**Data to process**
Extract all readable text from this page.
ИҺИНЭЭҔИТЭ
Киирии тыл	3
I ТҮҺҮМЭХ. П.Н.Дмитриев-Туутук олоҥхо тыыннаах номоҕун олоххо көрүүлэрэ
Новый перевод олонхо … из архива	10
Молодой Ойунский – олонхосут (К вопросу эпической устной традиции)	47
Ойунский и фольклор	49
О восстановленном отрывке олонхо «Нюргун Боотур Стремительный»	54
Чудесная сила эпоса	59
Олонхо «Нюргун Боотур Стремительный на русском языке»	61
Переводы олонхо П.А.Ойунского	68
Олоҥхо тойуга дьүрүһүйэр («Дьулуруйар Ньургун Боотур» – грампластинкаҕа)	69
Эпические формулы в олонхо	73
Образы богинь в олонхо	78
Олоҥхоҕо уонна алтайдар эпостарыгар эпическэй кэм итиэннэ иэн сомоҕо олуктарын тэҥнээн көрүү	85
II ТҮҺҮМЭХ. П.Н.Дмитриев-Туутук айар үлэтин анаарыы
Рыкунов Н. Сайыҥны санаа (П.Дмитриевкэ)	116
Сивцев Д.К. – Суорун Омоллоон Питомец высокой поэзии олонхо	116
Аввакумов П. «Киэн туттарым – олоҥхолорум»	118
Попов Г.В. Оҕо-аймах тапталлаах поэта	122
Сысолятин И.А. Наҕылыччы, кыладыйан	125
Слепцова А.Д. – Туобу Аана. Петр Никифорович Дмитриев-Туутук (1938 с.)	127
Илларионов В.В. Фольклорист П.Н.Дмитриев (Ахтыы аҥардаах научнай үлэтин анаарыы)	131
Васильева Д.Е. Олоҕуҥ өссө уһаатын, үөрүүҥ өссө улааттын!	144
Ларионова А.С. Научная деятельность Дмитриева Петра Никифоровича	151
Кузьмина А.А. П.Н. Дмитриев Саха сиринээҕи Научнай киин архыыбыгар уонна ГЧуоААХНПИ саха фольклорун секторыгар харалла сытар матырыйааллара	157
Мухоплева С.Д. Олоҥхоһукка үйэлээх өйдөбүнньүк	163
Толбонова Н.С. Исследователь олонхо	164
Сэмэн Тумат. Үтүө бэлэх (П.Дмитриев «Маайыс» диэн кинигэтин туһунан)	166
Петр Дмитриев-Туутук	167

**Given request**
Copy out every line of the data that includes "Туутук".

**Exercise answer**
I ТҮҺҮМЭХ. П.Н.Дмитриев-Туутук олоҥхо тыыннаах номоҕун олоххо көрүүлэрэ
II ТҮҺҮМЭХ. П.Н.Дмитриев-Туутук айар үлэтин анаарыы
Слепцова А.Д. – Туобу Аана. Петр Никифорович Дмитриев-Туутук (1938 с.)	127
Петр Дмитриев-Туутук	167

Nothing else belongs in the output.